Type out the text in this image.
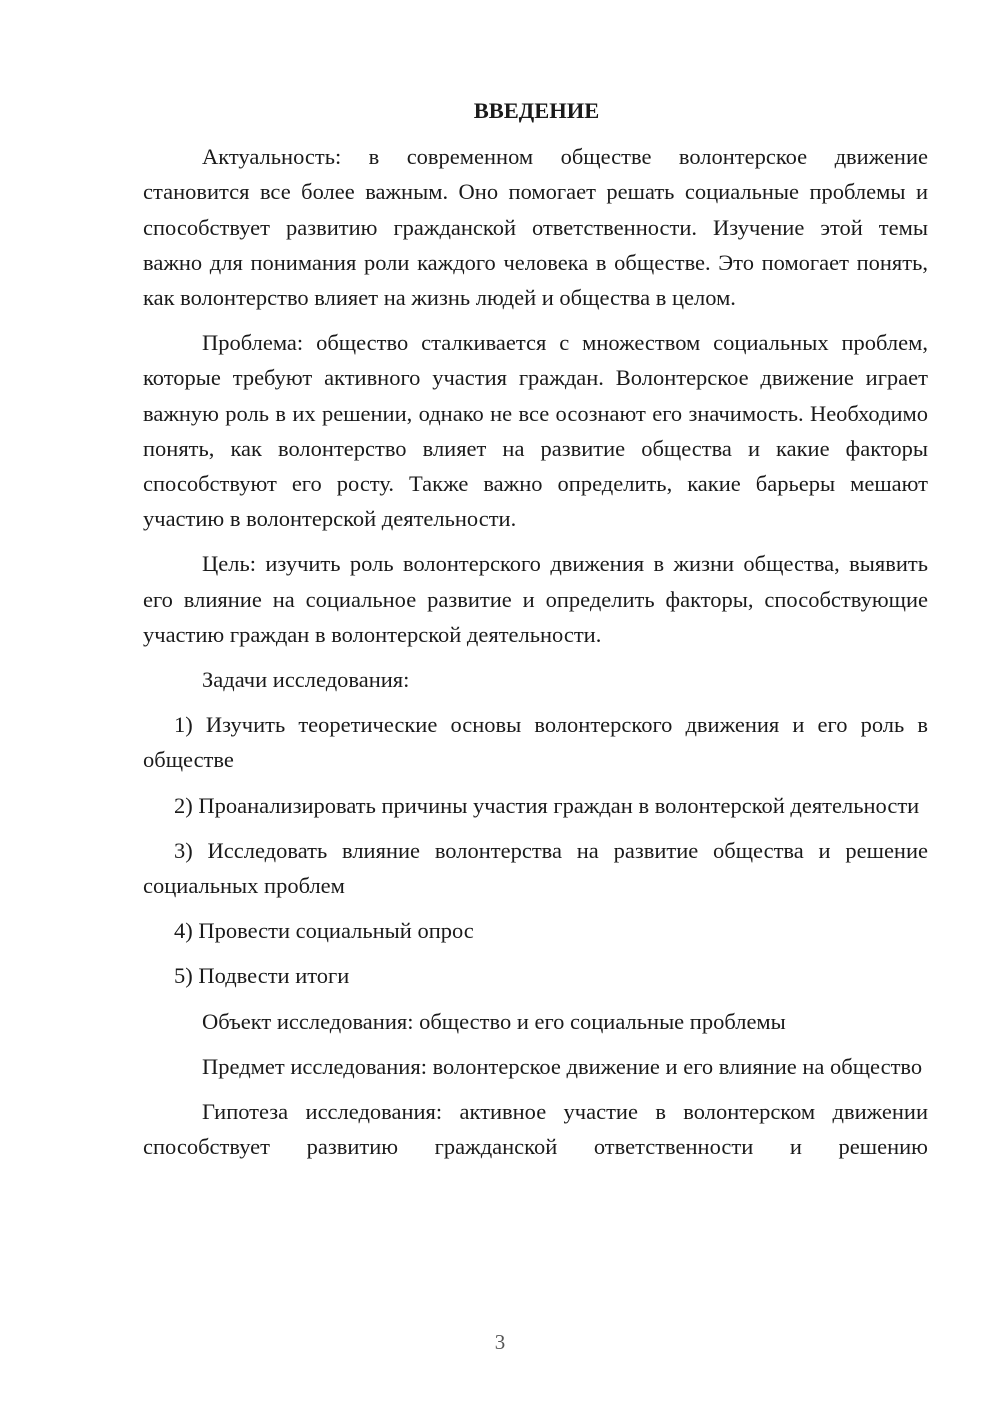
ВВЕДЕНИЕ

Актуальность: в современном обществе волонтерское движение становится все более важным. Оно помогает решать социальные проблемы и способствует развитию гражданской ответственности. Изучение этой темы важно для понимания роли каждого человека в обществе. Это помогает понять, как волонтерство влияет на жизнь людей и общества в целом.

Проблема: общество сталкивается с множеством социальных проблем, которые требуют активного участия граждан. Волонтерское движение играет важную роль в их решении, однако не все осознают его значимость. Необходимо понять, как волонтерство влияет на развитие общества и какие факторы способствуют его росту. Также важно определить, какие барьеры мешают участию в волонтерской деятельности.

Цель: изучить роль волонтерского движения в жизни общества, выявить его влияние на социальное развитие и определить факторы, способствующие участию граждан в волонтерской деятельности.

Задачи исследования:

1) Изучить теоретические основы волонтерского движения и его роль в обществе

2) Проанализировать причины участия граждан в волонтерской деятельности

3) Исследовать влияние волонтерства на развитие общества и решение социальных проблем

4) Провести социальный опрос

5) Подвести итоги

Объект исследования: общество и его социальные проблемы

Предмет исследования: волонтерское движение и его влияние на общество

Гипотеза исследования: активное участие в волонтерском движении способствует развитию гражданской ответственности и решению

3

━━━━━━━━

Write out the listing word for word, omitting the pictures it holds.

Answer to this exercise:
Type out the text in this image.
ВВЕДЕНИЕ

Актуальность: в современном обществе волонтерское движение становится все более важным. Оно помогает решать социальные проблемы и способствует развитию гражданской ответственности. Изучение этой темы важно для понимания роли каждого человека в обществе. Это помогает понять, как волонтерство влияет на жизнь людей и общества в целом.

Проблема: общество сталкивается с множеством социальных проблем, которые требуют активного участия граждан. Волонтерское движение играет важную роль в их решении, однако не все осознают его значимость. Необходимо понять, как волонтерство влияет на развитие общества и какие факторы способствуют его росту. Также важно определить, какие барьеры мешают участию в волонтерской деятельности.

Цель: изучить роль волонтерского движения в жизни общества, выявить его влияние на социальное развитие и определить факторы, способствующие участию граждан в волонтерской деятельности.

Задачи исследования:

1) Изучить теоретические основы волонтерского движения и его роль в обществе

2) Проанализировать причины участия граждан в волонтерской деятельности

3) Исследовать влияние волонтерства на развитие общества и решение социальных проблем

4) Провести социальный опрос

5) Подвести итоги

Объект исследования: общество и его социальные проблемы

Предмет исследования: волонтерское движение и его влияние на общество

Гипотеза исследования: активное участие в волонтерском движении способствует развитию гражданской ответственности и решению

3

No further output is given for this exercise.